_SHORT EXERCISE_: Drop the images; return everything else in the listing below exactly.

_Data records_:
──────

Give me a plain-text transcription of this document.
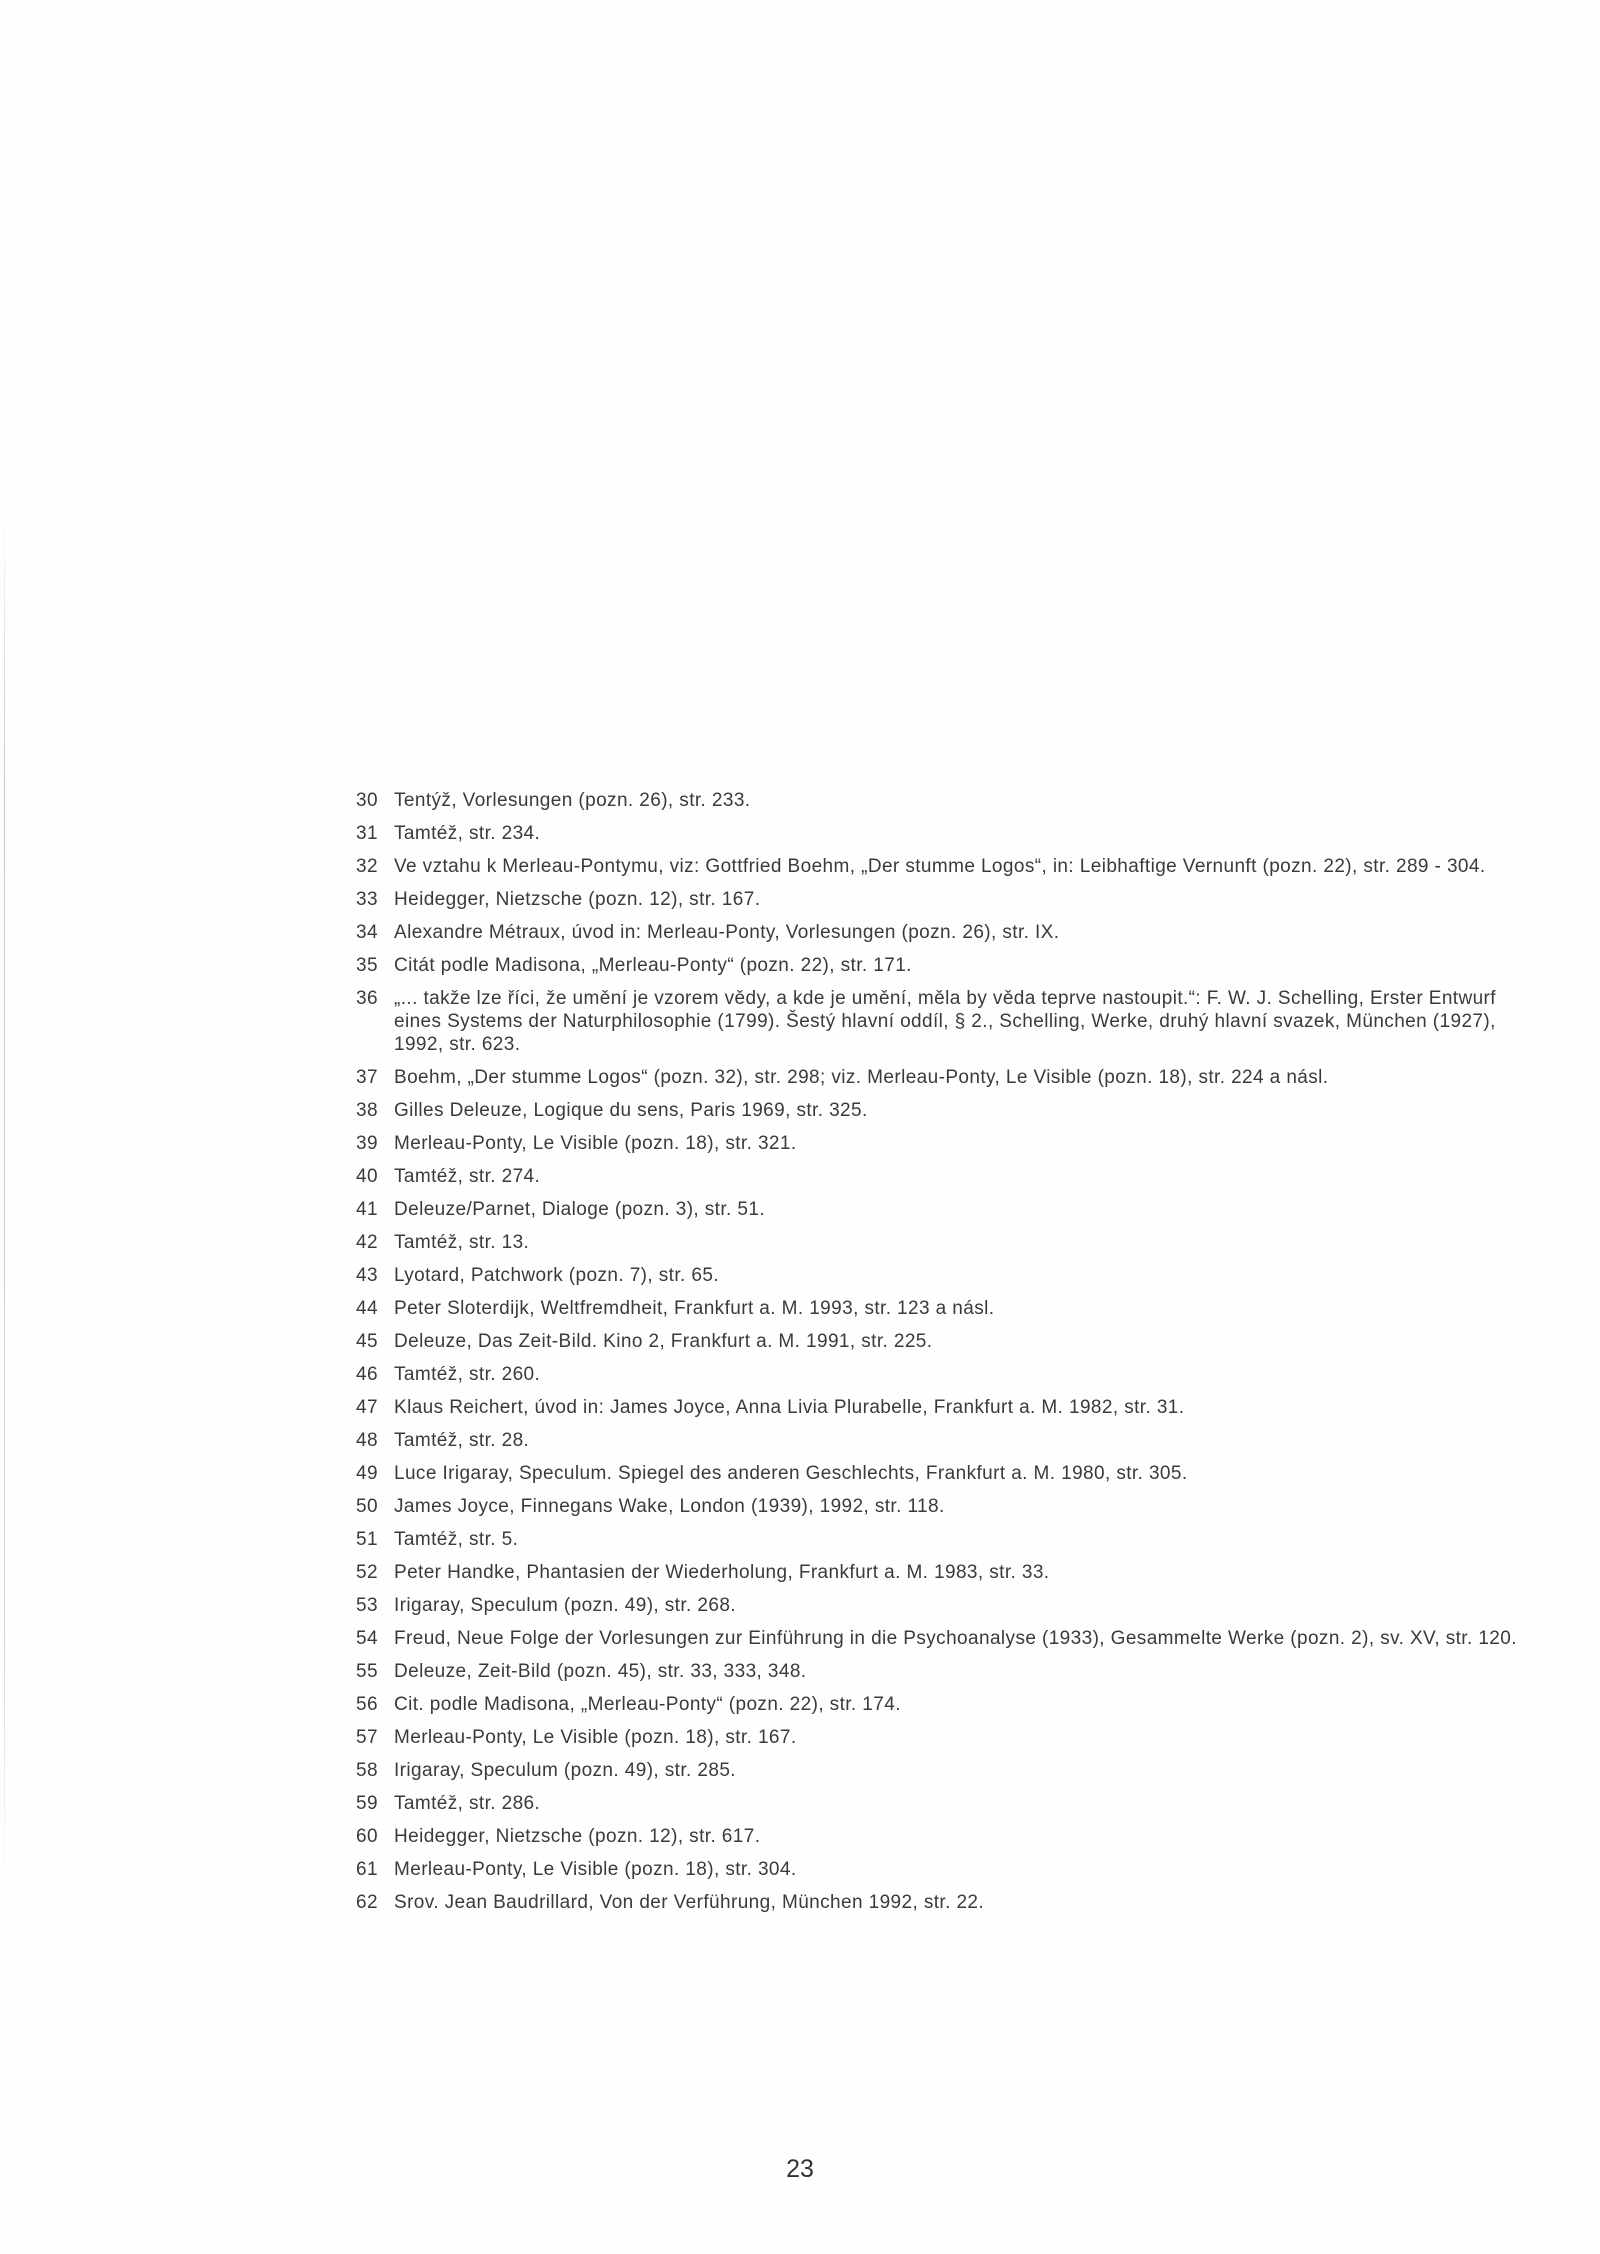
30 Tentýž, Vorlesungen (pozn. 26), str. 233.
31 Tamtéž, str. 234.
32 Ve vztahu k Merleau-Pontymu, viz: Gottfried Boehm, „Der stumme Logos“, in: Leibhaftige Vernunft (pozn. 22), str. 289 - 304.
33 Heidegger, Nietzsche (pozn. 12), str. 167.
34 Alexandre Métraux, úvod in: Merleau-Ponty, Vorlesungen (pozn. 26), str. IX.
35 Citát podle Madisona, „Merleau-Ponty“ (pozn. 22), str. 171.
36 „... takže lze říci, že umění je vzorem vědy, a kde je umění, měla by věda teprve nastoupit.“: F. W. J. Schelling, Erster Entwurf eines Systems der Naturphilosophie (1799). Šestý hlavní oddíl, § 2., Schelling, Werke, druhý hlavní svazek, München (1927), 1992, str. 623.
37 Boehm, „Der stumme Logos“ (pozn. 32), str. 298; viz. Merleau-Ponty, Le Visible (pozn. 18), str. 224 a násl.
38 Gilles Deleuze, Logique du sens, Paris 1969, str. 325.
39 Merleau-Ponty, Le Visible (pozn. 18), str. 321.
40 Tamtéž, str. 274.
41 Deleuze/Parnet, Dialoge (pozn. 3), str. 51.
42 Tamtéž, str. 13.
43 Lyotard, Patchwork (pozn. 7), str. 65.
44 Peter Sloterdijk, Weltfremdheit, Frankfurt a. M. 1993, str. 123 a násl.
45 Deleuze, Das Zeit-Bild. Kino 2, Frankfurt a. M. 1991, str. 225.
46 Tamtéž, str. 260.
47 Klaus Reichert, úvod in: James Joyce, Anna Livia Plurabelle, Frankfurt a. M. 1982, str. 31.
48 Tamtéž, str. 28.
49 Luce Irigaray, Speculum. Spiegel des anderen Geschlechts, Frankfurt a. M. 1980, str. 305.
50 James Joyce, Finnegans Wake, London (1939), 1992, str. 118.
51 Tamtéž, str. 5.
52 Peter Handke, Phantasien der Wiederholung, Frankfurt a. M. 1983, str. 33.
53 Irigaray, Speculum (pozn. 49), str. 268.
54 Freud, Neue Folge der Vorlesungen zur Einführung in die Psychoanalyse (1933), Gesammelte Werke (pozn. 2), sv. XV, str. 120.
55 Deleuze, Zeit-Bild (pozn. 45), str. 33, 333, 348.
56 Cit. podle Madisona, „Merleau-Ponty“ (pozn. 22), str. 174.
57 Merleau-Ponty, Le Visible (pozn. 18), str. 167.
58 Irigaray, Speculum (pozn. 49), str. 285.
59 Tamtéž, str. 286.
60 Heidegger, Nietzsche (pozn. 12), str. 617.
61 Merleau-Ponty, Le Visible (pozn. 18), str. 304.
62 Srov. Jean Baudrillard, Von der Verführung, München 1992, str. 22.
23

──────

_TASK SOLUTION_:
Give me a plain-text transcription of this document.
30 Tentýž, Vorlesungen (pozn. 26), str. 233.
31 Tamtéž, str. 234.
32 Ve vztahu k Merleau-Pontymu, viz: Gottfried Boehm, „Der stumme Logos“, in: Leibhaftige Vernunft (pozn. 22), str. 289 - 304.
33 Heidegger, Nietzsche (pozn. 12), str. 167.
34 Alexandre Métraux, úvod in: Merleau-Ponty, Vorlesungen (pozn. 26), str. IX.
35 Citát podle Madisona, „Merleau-Ponty“ (pozn. 22), str. 171.
36 „... takže lze říci, že umění je vzorem vědy, a kde je umění, měla by věda teprve nastoupit.“: F. W. J. Schelling, Erster Entwurf eines Systems der Naturphilosophie (1799). Šestý hlavní oddíl, § 2., Schelling, Werke, druhý hlavní svazek, München (1927), 1992, str. 623.
37 Boehm, „Der stumme Logos“ (pozn. 32), str. 298; viz. Merleau-Ponty, Le Visible (pozn. 18), str. 224 a násl.
38 Gilles Deleuze, Logique du sens, Paris 1969, str. 325.
39 Merleau-Ponty, Le Visible (pozn. 18), str. 321.
40 Tamtéž, str. 274.
41 Deleuze/Parnet, Dialoge (pozn. 3), str. 51.
42 Tamtéž, str. 13.
43 Lyotard, Patchwork (pozn. 7), str. 65.
44 Peter Sloterdijk, Weltfremdheit, Frankfurt a. M. 1993, str. 123 a násl.
45 Deleuze, Das Zeit-Bild. Kino 2, Frankfurt a. M. 1991, str. 225.
46 Tamtéž, str. 260.
47 Klaus Reichert, úvod in: James Joyce, Anna Livia Plurabelle, Frankfurt a. M. 1982, str. 31.
48 Tamtéž, str. 28.
49 Luce Irigaray, Speculum. Spiegel des anderen Geschlechts, Frankfurt a. M. 1980, str. 305.
50 James Joyce, Finnegans Wake, London (1939), 1992, str. 118.
51 Tamtéž, str. 5.
52 Peter Handke, Phantasien der Wiederholung, Frankfurt a. M. 1983, str. 33.
53 Irigaray, Speculum (pozn. 49), str. 268.
54 Freud, Neue Folge der Vorlesungen zur Einführung in die Psychoanalyse (1933), Gesammelte Werke (pozn. 2), sv. XV, str. 120.
55 Deleuze, Zeit-Bild (pozn. 45), str. 33, 333, 348.
56 Cit. podle Madisona, „Merleau-Ponty“ (pozn. 22), str. 174.
57 Merleau-Ponty, Le Visible (pozn. 18), str. 167.
58 Irigaray, Speculum (pozn. 49), str. 285.
59 Tamtéž, str. 286.
60 Heidegger, Nietzsche (pozn. 12), str. 617.
61 Merleau-Ponty, Le Visible (pozn. 18), str. 304.
62 Srov. Jean Baudrillard, Von der Verführung, München 1992, str. 22.
23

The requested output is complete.